**Page**.
# # # # # # #
Help interpreting "five sigma" standard?

1,073

Solution 1

I think this question may arise from a difference between somewhat rough layman's-terms presentations and the more careful statistics which goes on in the actual labs. But even after a given body of data has been analyzed to death, there is no formal way to capture in full the evidence underlying the way knowledge of physics grows. The evidence surrounding the Higgs mechanism, for example, would not be nearly as convincing if the Higgs mechanism itself were not an elegant combination of ideas which already find their place in a coherent whole.

The hypothesis that one is gathering evidence against is always the hypothesis that we are mistaken as to how a given body of data (such as a peak in a spectrum) came about. The mistake could be quite simple, as for example when in fact the underlying distribution is flat and the peak is an artifact of random noise. But usually one has to consider the possibility that the peak is there but is owing to something else than the mechanism under study. The hypothesis one is testing in the strict sense---the sense of ruling out at some level of confidence---is the set of all other ways we have thought of yet as to how the data could arise. In this set of ways we only need to consider ways that reflect known physics and known amounts of noise etc. in the apparatus.

I think what the community of physicists do is a bit like Sherlock Holmes: we try to think of plausible other ways the data could arise, and then give reasons as to why those other ways can be ruled out. The final step, where we proceed to the claim that the leading candidate explanation is what really happened, is not a step that can be quantified by any statistical measure. This is because it relies not only on a given data set, but also on a judgement about the quality of the theory under consideration.
# # # # # # #
**Short exercise**. Echo back the entire forum answer on the five sigma standard with every word unchanged. The data that follows has no connection to the text about the five sigma standard.

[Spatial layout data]
# # # # # # #
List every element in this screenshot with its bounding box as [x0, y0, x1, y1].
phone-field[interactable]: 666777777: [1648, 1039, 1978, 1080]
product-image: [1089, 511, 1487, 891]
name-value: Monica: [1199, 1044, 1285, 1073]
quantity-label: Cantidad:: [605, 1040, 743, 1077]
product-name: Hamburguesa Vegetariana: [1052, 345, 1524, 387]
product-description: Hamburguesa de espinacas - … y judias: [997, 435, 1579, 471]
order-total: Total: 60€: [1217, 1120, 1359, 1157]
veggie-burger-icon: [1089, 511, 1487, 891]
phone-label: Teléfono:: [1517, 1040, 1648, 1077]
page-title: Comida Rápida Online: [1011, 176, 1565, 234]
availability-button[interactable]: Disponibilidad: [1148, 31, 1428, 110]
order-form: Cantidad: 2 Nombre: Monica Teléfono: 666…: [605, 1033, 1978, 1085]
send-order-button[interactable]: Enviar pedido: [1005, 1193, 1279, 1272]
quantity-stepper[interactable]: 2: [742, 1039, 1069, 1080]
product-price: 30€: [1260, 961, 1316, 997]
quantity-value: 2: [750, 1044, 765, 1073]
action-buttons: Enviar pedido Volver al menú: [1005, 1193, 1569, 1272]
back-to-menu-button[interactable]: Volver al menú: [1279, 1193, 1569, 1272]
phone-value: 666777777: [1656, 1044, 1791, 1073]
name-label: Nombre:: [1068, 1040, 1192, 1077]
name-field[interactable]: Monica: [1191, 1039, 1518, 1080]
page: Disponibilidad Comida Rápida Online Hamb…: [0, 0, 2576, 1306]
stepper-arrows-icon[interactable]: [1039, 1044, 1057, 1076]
# # # # # # #
**Exercise answer**.
Help interpreting "five sigma" standard?

1,073

Solution 1

I think this question may arise from a difference between somewhat rough layman's-terms presentations and the more careful statistics which goes on in the actual labs. But even after a given body of data has been analyzed to death, there is no formal way to capture in full the evidence underlying the way knowledge of physics grows. The evidence surrounding the Higgs mechanism, for example, would not be nearly as convincing if the Higgs mechanism itself were not an elegant combination of ideas which already find their place in a coherent whole.

The hypothesis that one is gathering evidence against is always the hypothesis that we are mistaken as to how a given body of data (such as a peak in a spectrum) came about. The mistake could be quite simple, as for example when in fact the underlying distribution is flat and the peak is an artifact of random noise. But usually one has to consider the possibility that the peak is there but is owing to something else than the mechanism under study. The hypothesis one is testing in the strict sense---the sense of ruling out at some level of confidence---is the set of all other ways we have thought of yet as to how the data could arise. In this set of ways we only need to consider ways that reflect known physics and known amounts of noise etc. in the apparatus.

I think what the community of physicists do is a bit like Sherlock Holmes: we try to think of plausible other ways the data could arise, and then give reasons as to why those other ways can be ruled out. The final step, where we proceed to the claim that the leading candidate explanation is what really happened, is not a step that can be quantified by any statistical measure. This is because it relies not only on a given data set, but also on a judgement about the quality of the theory under consideration.